Repeat each record below exactly as given.
==========
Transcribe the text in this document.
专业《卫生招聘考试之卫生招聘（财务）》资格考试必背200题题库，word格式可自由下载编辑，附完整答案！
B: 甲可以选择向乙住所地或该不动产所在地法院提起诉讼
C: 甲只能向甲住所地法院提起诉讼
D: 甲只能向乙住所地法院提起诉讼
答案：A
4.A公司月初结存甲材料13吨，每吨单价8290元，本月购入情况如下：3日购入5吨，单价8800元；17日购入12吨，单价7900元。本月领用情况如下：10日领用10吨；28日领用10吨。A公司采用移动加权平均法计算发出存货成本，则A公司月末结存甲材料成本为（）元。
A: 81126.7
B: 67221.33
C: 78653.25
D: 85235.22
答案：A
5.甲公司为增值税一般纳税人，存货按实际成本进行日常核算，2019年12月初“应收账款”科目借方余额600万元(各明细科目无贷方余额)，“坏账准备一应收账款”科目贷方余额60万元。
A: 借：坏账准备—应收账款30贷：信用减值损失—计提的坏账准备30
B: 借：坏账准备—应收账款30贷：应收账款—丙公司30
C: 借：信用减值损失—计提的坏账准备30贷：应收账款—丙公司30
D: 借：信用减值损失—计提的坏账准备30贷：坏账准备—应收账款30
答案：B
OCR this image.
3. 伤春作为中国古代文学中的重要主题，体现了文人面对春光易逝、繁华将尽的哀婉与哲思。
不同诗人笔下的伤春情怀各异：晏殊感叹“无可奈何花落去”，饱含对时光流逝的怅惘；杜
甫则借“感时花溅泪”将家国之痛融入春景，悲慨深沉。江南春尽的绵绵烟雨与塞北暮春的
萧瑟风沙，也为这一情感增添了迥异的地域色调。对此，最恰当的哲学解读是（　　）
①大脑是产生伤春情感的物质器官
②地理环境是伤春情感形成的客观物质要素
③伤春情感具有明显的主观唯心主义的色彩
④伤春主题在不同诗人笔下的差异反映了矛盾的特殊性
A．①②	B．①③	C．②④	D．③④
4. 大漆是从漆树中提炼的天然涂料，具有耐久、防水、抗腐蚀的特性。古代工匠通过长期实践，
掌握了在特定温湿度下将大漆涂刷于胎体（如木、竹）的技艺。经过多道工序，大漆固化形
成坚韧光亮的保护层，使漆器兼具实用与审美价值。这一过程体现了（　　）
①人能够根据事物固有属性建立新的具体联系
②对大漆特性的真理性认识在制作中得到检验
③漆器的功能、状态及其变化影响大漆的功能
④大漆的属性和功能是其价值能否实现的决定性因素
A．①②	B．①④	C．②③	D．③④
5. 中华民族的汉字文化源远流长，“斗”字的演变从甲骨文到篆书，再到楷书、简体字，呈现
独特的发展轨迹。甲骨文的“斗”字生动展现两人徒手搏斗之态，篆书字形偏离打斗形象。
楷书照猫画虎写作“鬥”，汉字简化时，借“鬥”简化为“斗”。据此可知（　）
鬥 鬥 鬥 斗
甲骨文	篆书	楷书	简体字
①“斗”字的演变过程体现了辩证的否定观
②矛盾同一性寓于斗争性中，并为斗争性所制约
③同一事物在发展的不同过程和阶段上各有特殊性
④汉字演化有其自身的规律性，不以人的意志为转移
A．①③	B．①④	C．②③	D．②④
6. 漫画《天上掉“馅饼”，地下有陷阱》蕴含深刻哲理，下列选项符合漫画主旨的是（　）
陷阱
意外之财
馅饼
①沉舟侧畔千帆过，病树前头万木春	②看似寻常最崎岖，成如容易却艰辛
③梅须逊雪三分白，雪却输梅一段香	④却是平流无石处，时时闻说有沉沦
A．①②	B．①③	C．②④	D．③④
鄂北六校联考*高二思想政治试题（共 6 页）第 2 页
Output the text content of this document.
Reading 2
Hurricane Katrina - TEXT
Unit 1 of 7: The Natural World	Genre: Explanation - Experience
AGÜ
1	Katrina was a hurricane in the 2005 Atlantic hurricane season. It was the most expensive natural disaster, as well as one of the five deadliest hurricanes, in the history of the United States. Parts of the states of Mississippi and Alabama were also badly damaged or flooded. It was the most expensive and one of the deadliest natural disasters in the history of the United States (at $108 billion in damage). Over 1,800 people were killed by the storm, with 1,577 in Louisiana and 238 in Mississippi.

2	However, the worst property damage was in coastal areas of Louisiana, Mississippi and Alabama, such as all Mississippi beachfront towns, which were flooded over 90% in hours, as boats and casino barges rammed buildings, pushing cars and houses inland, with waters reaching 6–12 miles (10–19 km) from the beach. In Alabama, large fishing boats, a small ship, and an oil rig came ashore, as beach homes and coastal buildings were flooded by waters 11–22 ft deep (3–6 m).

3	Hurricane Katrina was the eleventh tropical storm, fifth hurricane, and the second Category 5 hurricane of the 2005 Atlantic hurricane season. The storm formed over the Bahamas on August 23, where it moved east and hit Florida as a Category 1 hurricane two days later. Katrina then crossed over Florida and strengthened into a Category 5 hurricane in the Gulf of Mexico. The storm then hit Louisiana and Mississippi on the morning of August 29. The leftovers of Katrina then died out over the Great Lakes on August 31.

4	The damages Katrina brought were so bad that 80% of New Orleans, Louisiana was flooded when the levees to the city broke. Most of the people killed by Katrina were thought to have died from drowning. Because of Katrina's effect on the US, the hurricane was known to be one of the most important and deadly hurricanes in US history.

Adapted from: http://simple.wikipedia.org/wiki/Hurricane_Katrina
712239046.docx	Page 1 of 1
==========
## [Response to the exercise]
Transcribe the text in this document.
专业《卫生招聘考试之卫生招聘（财务）》资格考试必背200题题库，word格式可自由下载编辑，附完整答案！
B: 甲可以选择向乙住所地或该不动产所在地法院提起诉讼
C: 甲只能向甲住所地法院提起诉讼
D: 甲只能向乙住所地法院提起诉讼
答案：A
4.A公司月初结存甲材料13吨，每吨单价8290元，本月购入情况如下：3日购入5吨，单价8800元；17日购入12吨，单价7900元。本月领用情况如下：10日领用10吨；28日领用10吨。A公司采用移动加权平均法计算发出存货成本，则A公司月末结存甲材料成本为（）元。
A: 81126.7
B: 67221.33
C: 78653.25
D: 85235.22
答案：A
5.甲公司为增值税一般纳税人，存货按实际成本进行日常核算，2019年12月初“应收账款”科目借方余额600万元(各明细科目无贷方余额)，“坏账准备一应收账款”科目贷方余额60万元。
A: 借：坏账准备—应收账款30贷：信用减值损失—计提的坏账准备30
B: 借：坏账准备—应收账款30贷：应收账款—丙公司30
C: 借：信用减值损失—计提的坏账准备30贷：应收账款—丙公司30
D: 借：信用减值损失—计提的坏账准备30贷：坏账准备—应收账款30
答案：B
OCR this image.
3. 伤春作为中国古代文学中的重要主题，体现了文人面对春光易逝、繁华将尽的哀婉与哲思。
不同诗人笔下的伤春情怀各异：晏殊感叹“无可奈何花落去”，饱含对时光流逝的怅惘；杜
甫则借“感时花溅泪”将家国之痛融入春景，悲慨深沉。江南春尽的绵绵烟雨与塞北暮春的
萧瑟风沙，也为这一情感增添了迥异的地域色调。对此，最恰当的哲学解读是（　　）
①大脑是产生伤春情感的物质器官
②地理环境是伤春情感形成的客观物质要素
③伤春情感具有明显的主观唯心主义的色彩
④伤春主题在不同诗人笔下的差异反映了矛盾的特殊性
A．①②	B．①③	C．②④	D．③④
4. 大漆是从漆树中提炼的天然涂料，具有耐久、防水、抗腐蚀的特性。古代工匠通过长期实践，
掌握了在特定温湿度下将大漆涂刷于胎体（如木、竹）的技艺。经过多道工序，大漆固化形
成坚韧光亮的保护层，使漆器兼具实用与审美价值。这一过程体现了（　　）
①人能够根据事物固有属性建立新的具体联系
②对大漆特性的真理性认识在制作中得到检验
③漆器的功能、状态及其变化影响大漆的功能
④大漆的属性和功能是其价值能否实现的决定性因素
A．①②	B．①④	C．②③	D．③④
5. 中华民族的汉字文化源远流长，“斗”字的演变从甲骨文到篆书，再到楷书、简体字，呈现
独特的发展轨迹。甲骨文的“斗”字生动展现两人徒手搏斗之态，篆书字形偏离打斗形象。
楷书照猫画虎写作“鬥”，汉字简化时，借“鬥”简化为“斗”。据此可知（　）
鬥 鬥 鬥 斗
甲骨文	篆书	楷书	简体字
①“斗”字的演变过程体现了辩证的否定观
②矛盾同一性寓于斗争性中，并为斗争性所制约
③同一事物在发展的不同过程和阶段上各有特殊性
④汉字演化有其自身的规律性，不以人的意志为转移
A．①③	B．①④	C．②③	D．②④
6. 漫画《天上掉“馅饼”，地下有陷阱》蕴含深刻哲理，下列选项符合漫画主旨的是（　）
陷阱
意外之财
馅饼
①沉舟侧畔千帆过，病树前头万木春	②看似寻常最崎岖，成如容易却艰辛
③梅须逊雪三分白，雪却输梅一段香	④却是平流无石处，时时闻说有沉沦
A．①②	B．①③	C．②④	D．③④
鄂北六校联考*高二思想政治试题（共 6 页）第 2 页
Output the text content of this document.
Reading 2
Hurricane Katrina - TEXT
Unit 1 of 7: The Natural World	Genre: Explanation - Experience
AGÜ
1	Katrina was a hurricane in the 2005 Atlantic hurricane season. It was the most expensive natural disaster, as well as one of the five deadliest hurricanes, in the history of the United States. Parts of the states of Mississippi and Alabama were also badly damaged or flooded. It was the most expensive and one of the deadliest natural disasters in the history of the United States (at $108 billion in damage). Over 1,800 people were killed by the storm, with 1,577 in Louisiana and 238 in Mississippi.

2	However, the worst property damage was in coastal areas of Louisiana, Mississippi and Alabama, such as all Mississippi beachfront towns, which were flooded over 90% in hours, as boats and casino barges rammed buildings, pushing cars and houses inland, with waters reaching 6–12 miles (10–19 km) from the beach. In Alabama, large fishing boats, a small ship, and an oil rig came ashore, as beach homes and coastal buildings were flooded by waters 11–22 ft deep (3–6 m).

3	Hurricane Katrina was the eleventh tropical storm, fifth hurricane, and the second Category 5 hurricane of the 2005 Atlantic hurricane season. The storm formed over the Bahamas on August 23, where it moved east and hit Florida as a Category 1 hurricane two days later. Katrina then crossed over Florida and strengthened into a Category 5 hurricane in the Gulf of Mexico. The storm then hit Louisiana and Mississippi on the morning of August 29. The leftovers of Katrina then died out over the Great Lakes on August 31.

4	The damages Katrina brought were so bad that 80% of New Orleans, Louisiana was flooded when the levees to the city broke. Most of the people killed by Katrina were thought to have died from drowning. Because of Katrina's effect on the US, the hurricane was known to be one of the most important and deadly hurricanes in US history.

Adapted from: http://simple.wikipedia.org/wiki/Hurricane_Katrina
712239046.docx	Page 1 of 1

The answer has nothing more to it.